(Data records)
● ● ●
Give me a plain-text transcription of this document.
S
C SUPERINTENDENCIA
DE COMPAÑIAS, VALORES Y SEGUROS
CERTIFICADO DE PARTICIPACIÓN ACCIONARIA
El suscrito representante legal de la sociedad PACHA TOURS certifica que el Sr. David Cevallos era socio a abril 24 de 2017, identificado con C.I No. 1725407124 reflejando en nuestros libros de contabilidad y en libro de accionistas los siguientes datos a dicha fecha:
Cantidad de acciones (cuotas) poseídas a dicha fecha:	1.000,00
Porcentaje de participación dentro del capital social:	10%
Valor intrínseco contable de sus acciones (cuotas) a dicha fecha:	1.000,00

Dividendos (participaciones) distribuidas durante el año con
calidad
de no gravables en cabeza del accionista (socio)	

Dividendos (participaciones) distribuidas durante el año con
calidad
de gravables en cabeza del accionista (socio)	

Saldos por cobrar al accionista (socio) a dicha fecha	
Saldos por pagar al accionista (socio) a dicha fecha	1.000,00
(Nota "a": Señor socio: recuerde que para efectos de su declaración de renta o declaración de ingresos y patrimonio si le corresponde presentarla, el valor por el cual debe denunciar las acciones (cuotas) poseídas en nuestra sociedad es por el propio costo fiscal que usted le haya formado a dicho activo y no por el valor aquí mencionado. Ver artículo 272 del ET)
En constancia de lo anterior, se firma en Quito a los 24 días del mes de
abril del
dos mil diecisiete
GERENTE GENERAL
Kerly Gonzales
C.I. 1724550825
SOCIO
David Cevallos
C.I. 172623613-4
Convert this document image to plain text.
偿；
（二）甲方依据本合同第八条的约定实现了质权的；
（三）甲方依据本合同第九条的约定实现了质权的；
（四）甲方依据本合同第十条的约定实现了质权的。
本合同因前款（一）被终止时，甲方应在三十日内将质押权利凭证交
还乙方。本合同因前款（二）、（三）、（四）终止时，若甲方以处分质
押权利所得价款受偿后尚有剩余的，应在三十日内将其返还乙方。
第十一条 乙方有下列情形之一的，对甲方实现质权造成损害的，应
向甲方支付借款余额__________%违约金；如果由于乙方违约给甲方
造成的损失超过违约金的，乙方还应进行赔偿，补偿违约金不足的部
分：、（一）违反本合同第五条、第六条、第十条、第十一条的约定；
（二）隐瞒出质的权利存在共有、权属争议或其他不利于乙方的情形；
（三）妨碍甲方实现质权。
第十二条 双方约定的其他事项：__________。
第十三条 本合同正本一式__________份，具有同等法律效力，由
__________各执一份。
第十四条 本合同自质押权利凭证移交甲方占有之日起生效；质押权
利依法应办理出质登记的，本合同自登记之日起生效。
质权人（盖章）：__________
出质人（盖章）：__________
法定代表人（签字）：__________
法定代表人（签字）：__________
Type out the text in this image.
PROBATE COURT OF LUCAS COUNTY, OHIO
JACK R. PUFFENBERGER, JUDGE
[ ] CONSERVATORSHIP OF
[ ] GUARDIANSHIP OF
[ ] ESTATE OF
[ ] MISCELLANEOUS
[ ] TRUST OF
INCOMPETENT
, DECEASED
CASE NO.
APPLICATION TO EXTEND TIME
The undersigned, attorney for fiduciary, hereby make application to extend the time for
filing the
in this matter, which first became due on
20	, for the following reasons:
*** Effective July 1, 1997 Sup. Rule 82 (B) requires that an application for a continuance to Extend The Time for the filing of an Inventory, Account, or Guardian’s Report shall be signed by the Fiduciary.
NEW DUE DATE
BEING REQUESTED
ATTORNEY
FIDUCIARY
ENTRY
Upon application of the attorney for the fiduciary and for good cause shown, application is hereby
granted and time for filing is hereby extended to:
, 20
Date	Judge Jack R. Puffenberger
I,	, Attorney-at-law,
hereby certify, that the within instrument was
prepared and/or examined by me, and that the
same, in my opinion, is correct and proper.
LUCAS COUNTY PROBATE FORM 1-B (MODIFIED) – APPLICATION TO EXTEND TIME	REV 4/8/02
● ● ●
> **Task goal**
Repeat the records above in full, character for character.

> **Exercise response**
Give me a plain-text transcription of this document.
S
C SUPERINTENDENCIA
DE COMPAÑIAS, VALORES Y SEGUROS
CERTIFICADO DE PARTICIPACIÓN ACCIONARIA
El suscrito representante legal de la sociedad PACHA TOURS certifica que el Sr. David Cevallos era socio a abril 24 de 2017, identificado con C.I No. 1725407124 reflejando en nuestros libros de contabilidad y en libro de accionistas los siguientes datos a dicha fecha:
Cantidad de acciones (cuotas) poseídas a dicha fecha:	1.000,00
Porcentaje de participación dentro del capital social:	10%
Valor intrínseco contable de sus acciones (cuotas) a dicha fecha:	1.000,00

Dividendos (participaciones) distribuidas durante el año con
calidad
de no gravables en cabeza del accionista (socio)	

Dividendos (participaciones) distribuidas durante el año con
calidad
de gravables en cabeza del accionista (socio)	

Saldos por cobrar al accionista (socio) a dicha fecha	
Saldos por pagar al accionista (socio) a dicha fecha	1.000,00
(Nota "a": Señor socio: recuerde que para efectos de su declaración de renta o declaración de ingresos y patrimonio si le corresponde presentarla, el valor por el cual debe denunciar las acciones (cuotas) poseídas en nuestra sociedad es por el propio costo fiscal que usted le haya formado a dicho activo y no por el valor aquí mencionado. Ver artículo 272 del ET)
En constancia de lo anterior, se firma en Quito a los 24 días del mes de
abril del
dos mil diecisiete
GERENTE GENERAL
Kerly Gonzales
C.I. 1724550825
SOCIO
David Cevallos
C.I. 172623613-4
Convert this document image to plain text.
偿；
（二）甲方依据本合同第八条的约定实现了质权的；
（三）甲方依据本合同第九条的约定实现了质权的；
（四）甲方依据本合同第十条的约定实现了质权的。
本合同因前款（一）被终止时，甲方应在三十日内将质押权利凭证交
还乙方。本合同因前款（二）、（三）、（四）终止时，若甲方以处分质
押权利所得价款受偿后尚有剩余的，应在三十日内将其返还乙方。
第十一条 乙方有下列情形之一的，对甲方实现质权造成损害的，应
向甲方支付借款余额__________%违约金；如果由于乙方违约给甲方
造成的损失超过违约金的，乙方还应进行赔偿，补偿违约金不足的部
分：、（一）违反本合同第五条、第六条、第十条、第十一条的约定；
（二）隐瞒出质的权利存在共有、权属争议或其他不利于乙方的情形；
（三）妨碍甲方实现质权。
第十二条 双方约定的其他事项：__________。
第十三条 本合同正本一式__________份，具有同等法律效力，由
__________各执一份。
第十四条 本合同自质押权利凭证移交甲方占有之日起生效；质押权
利依法应办理出质登记的，本合同自登记之日起生效。
质权人（盖章）：__________
出质人（盖章）：__________
法定代表人（签字）：__________
法定代表人（签字）：__________
Type out the text in this image.
PROBATE COURT OF LUCAS COUNTY, OHIO
JACK R. PUFFENBERGER, JUDGE
[ ] CONSERVATORSHIP OF
[ ] GUARDIANSHIP OF
[ ] ESTATE OF
[ ] MISCELLANEOUS
[ ] TRUST OF
INCOMPETENT
, DECEASED
CASE NO.
APPLICATION TO EXTEND TIME
The undersigned, attorney for fiduciary, hereby make application to extend the time for
filing the
in this matter, which first became due on
20	, for the following reasons:
*** Effective July 1, 1997 Sup. Rule 82 (B) requires that an application for a continuance to Extend The Time for the filing of an Inventory, Account, or Guardian’s Report shall be signed by the Fiduciary.
NEW DUE DATE
BEING REQUESTED
ATTORNEY
FIDUCIARY
ENTRY
Upon application of the attorney for the fiduciary and for good cause shown, application is hereby
granted and time for filing is hereby extended to:
, 20
Date	Judge Jack R. Puffenberger
I,	, Attorney-at-law,
hereby certify, that the within instrument was
prepared and/or examined by me, and that the
same, in my opinion, is correct and proper.
LUCAS COUNTY PROBATE FORM 1-B (MODIFIED) – APPLICATION TO EXTEND TIME	REV 4/8/02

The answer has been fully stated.